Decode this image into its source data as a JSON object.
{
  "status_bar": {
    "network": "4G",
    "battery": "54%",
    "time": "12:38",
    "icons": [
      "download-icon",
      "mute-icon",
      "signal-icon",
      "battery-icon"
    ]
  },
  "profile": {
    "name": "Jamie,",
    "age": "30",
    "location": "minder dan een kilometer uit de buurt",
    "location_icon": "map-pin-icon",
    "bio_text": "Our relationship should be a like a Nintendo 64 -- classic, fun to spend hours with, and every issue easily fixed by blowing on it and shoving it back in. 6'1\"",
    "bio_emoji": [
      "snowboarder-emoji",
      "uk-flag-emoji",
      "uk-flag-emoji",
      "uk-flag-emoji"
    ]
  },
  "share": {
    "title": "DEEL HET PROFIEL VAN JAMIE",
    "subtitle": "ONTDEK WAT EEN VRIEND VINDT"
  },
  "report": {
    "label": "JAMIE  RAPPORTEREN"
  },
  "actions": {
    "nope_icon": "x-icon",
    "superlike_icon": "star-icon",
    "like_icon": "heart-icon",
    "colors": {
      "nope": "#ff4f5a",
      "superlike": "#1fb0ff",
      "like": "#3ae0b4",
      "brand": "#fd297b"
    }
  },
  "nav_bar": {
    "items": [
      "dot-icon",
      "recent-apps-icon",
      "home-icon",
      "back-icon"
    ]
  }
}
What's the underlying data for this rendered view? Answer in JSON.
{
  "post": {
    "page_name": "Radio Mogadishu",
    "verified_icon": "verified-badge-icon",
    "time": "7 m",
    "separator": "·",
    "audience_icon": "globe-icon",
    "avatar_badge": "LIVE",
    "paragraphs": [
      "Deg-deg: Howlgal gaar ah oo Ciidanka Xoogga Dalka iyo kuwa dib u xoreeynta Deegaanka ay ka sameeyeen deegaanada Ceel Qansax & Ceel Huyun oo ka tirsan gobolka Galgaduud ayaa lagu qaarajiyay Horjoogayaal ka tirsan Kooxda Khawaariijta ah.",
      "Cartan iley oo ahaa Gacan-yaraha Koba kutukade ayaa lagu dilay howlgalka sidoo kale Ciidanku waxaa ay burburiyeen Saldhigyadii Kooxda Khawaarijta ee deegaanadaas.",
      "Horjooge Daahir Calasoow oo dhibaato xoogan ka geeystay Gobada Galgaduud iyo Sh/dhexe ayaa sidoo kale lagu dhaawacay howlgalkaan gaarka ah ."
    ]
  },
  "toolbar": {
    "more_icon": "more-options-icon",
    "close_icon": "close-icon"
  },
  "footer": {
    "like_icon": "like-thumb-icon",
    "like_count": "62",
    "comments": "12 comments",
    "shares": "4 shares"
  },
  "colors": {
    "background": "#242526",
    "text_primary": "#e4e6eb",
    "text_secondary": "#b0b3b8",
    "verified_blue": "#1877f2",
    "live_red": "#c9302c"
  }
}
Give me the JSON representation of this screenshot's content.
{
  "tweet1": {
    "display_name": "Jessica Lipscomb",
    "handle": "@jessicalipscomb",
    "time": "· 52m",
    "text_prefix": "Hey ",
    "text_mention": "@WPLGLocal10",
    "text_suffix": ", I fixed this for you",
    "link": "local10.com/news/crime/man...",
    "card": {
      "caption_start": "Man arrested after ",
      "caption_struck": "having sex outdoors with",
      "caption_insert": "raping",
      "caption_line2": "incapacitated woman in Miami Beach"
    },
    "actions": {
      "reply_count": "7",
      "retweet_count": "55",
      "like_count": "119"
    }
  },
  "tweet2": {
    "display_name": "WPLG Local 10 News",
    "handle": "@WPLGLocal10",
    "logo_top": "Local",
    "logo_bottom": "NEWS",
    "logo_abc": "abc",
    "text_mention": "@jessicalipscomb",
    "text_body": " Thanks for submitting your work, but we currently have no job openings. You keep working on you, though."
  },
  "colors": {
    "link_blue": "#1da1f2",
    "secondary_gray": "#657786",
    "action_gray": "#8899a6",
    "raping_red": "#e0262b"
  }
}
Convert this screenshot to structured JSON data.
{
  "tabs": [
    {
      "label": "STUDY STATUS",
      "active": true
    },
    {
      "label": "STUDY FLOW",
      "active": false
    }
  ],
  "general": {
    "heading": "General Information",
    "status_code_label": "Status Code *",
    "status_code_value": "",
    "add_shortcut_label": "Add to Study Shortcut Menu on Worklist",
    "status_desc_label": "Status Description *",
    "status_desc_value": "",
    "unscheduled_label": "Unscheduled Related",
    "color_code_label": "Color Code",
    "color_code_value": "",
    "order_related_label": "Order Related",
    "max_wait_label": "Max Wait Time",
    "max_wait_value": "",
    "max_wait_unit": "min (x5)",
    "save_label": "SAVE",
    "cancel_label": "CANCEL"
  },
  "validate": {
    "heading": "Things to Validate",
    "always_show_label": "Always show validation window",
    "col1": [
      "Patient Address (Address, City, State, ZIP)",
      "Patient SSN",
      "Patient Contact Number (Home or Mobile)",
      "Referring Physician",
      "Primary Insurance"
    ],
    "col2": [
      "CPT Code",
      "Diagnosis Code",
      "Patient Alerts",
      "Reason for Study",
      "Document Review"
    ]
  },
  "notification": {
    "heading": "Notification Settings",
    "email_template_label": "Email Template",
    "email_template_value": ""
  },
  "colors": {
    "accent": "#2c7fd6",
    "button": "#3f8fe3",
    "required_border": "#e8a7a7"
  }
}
#####
What is needed:
Retype all the records, matching them exactly.

Task solution:
Decode this image into its source data as a JSON object.
{
  "status_bar": {
    "network": "4G",
    "battery": "54%",
    "time": "12:38",
    "icons": [
      "download-icon",
      "mute-icon",
      "signal-icon",
      "battery-icon"
    ]
  },
  "profile": {
    "name": "Jamie,",
    "age": "30",
    "location": "minder dan een kilometer uit de buurt",
    "location_icon": "map-pin-icon",
    "bio_text": "Our relationship should be a like a Nintendo 64 -- classic, fun to spend hours with, and every issue easily fixed by blowing on it and shoving it back in. 6'1\"",
    "bio_emoji": [
      "snowboarder-emoji",
      "uk-flag-emoji",
      "uk-flag-emoji",
      "uk-flag-emoji"
    ]
  },
  "share": {
    "title": "DEEL HET PROFIEL VAN JAMIE",
    "subtitle": "ONTDEK WAT EEN VRIEND VINDT"
  },
  "report": {
    "label": "JAMIE  RAPPORTEREN"
  },
  "actions": {
    "nope_icon": "x-icon",
    "superlike_icon": "star-icon",
    "like_icon": "heart-icon",
    "colors": {
      "nope": "#ff4f5a",
      "superlike": "#1fb0ff",
      "like": "#3ae0b4",
      "brand": "#fd297b"
    }
  },
  "nav_bar": {
    "items": [
      "dot-icon",
      "recent-apps-icon",
      "home-icon",
      "back-icon"
    ]
  }
}
What's the underlying data for this rendered view? Answer in JSON.
{
  "post": {
    "page_name": "Radio Mogadishu",
    "verified_icon": "verified-badge-icon",
    "time": "7 m",
    "separator": "·",
    "audience_icon": "globe-icon",
    "avatar_badge": "LIVE",
    "paragraphs": [
      "Deg-deg: Howlgal gaar ah oo Ciidanka Xoogga Dalka iyo kuwa dib u xoreeynta Deegaanka ay ka sameeyeen deegaanada Ceel Qansax & Ceel Huyun oo ka tirsan gobolka Galgaduud ayaa lagu qaarajiyay Horjoogayaal ka tirsan Kooxda Khawaariijta ah.",
      "Cartan iley oo ahaa Gacan-yaraha Koba kutukade ayaa lagu dilay howlgalka sidoo kale Ciidanku waxaa ay burburiyeen Saldhigyadii Kooxda Khawaarijta ee deegaanadaas.",
      "Horjooge Daahir Calasoow oo dhibaato xoogan ka geeystay Gobada Galgaduud iyo Sh/dhexe ayaa sidoo kale lagu dhaawacay howlgalkaan gaarka ah ."
    ]
  },
  "toolbar": {
    "more_icon": "more-options-icon",
    "close_icon": "close-icon"
  },
  "footer": {
    "like_icon": "like-thumb-icon",
    "like_count": "62",
    "comments": "12 comments",
    "shares": "4 shares"
  },
  "colors": {
    "background": "#242526",
    "text_primary": "#e4e6eb",
    "text_secondary": "#b0b3b8",
    "verified_blue": "#1877f2",
    "live_red": "#c9302c"
  }
}
Give me the JSON representation of this screenshot's content.
{
  "tweet1": {
    "display_name": "Jessica Lipscomb",
    "handle": "@jessicalipscomb",
    "time": "· 52m",
    "text_prefix": "Hey ",
    "text_mention": "@WPLGLocal10",
    "text_suffix": ", I fixed this for you",
    "link": "local10.com/news/crime/man...",
    "card": {
      "caption_start": "Man arrested after ",
      "caption_struck": "having sex outdoors with",
      "caption_insert": "raping",
      "caption_line2": "incapacitated woman in Miami Beach"
    },
    "actions": {
      "reply_count": "7",
      "retweet_count": "55",
      "like_count": "119"
    }
  },
  "tweet2": {
    "display_name": "WPLG Local 10 News",
    "handle": "@WPLGLocal10",
    "logo_top": "Local",
    "logo_bottom": "NEWS",
    "logo_abc": "abc",
    "text_mention": "@jessicalipscomb",
    "text_body": " Thanks for submitting your work, but we currently have no job openings. You keep working on you, though."
  },
  "colors": {
    "link_blue": "#1da1f2",
    "secondary_gray": "#657786",
    "action_gray": "#8899a6",
    "raping_red": "#e0262b"
  }
}
Convert this screenshot to structured JSON data.
{
  "tabs": [
    {
      "label": "STUDY STATUS",
      "active": true
    },
    {
      "label": "STUDY FLOW",
      "active": false
    }
  ],
  "general": {
    "heading": "General Information",
    "status_code_label": "Status Code *",
    "status_code_value": "",
    "add_shortcut_label": "Add to Study Shortcut Menu on Worklist",
    "status_desc_label": "Status Description *",
    "status_desc_value": "",
    "unscheduled_label": "Unscheduled Related",
    "color_code_label": "Color Code",
    "color_code_value": "",
    "order_related_label": "Order Related",
    "max_wait_label": "Max Wait Time",
    "max_wait_value": "",
    "max_wait_unit": "min (x5)",
    "save_label": "SAVE",
    "cancel_label": "CANCEL"
  },
  "validate": {
    "heading": "Things to Validate",
    "always_show_label": "Always show validation window",
    "col1": [
      "Patient Address (Address, City, State, ZIP)",
      "Patient SSN",
      "Patient Contact Number (Home or Mobile)",
      "Referring Physician",
      "Primary Insurance"
    ],
    "col2": [
      "CPT Code",
      "Diagnosis Code",
      "Patient Alerts",
      "Reason for Study",
      "Document Review"
    ]
  },
  "notification": {
    "heading": "Notification Settings",
    "email_template_label": "Email Template",
    "email_template_value": ""
  },
  "colors": {
    "accent": "#2c7fd6",
    "button": "#3f8fe3",
    "required_border": "#e8a7a7"
  }
}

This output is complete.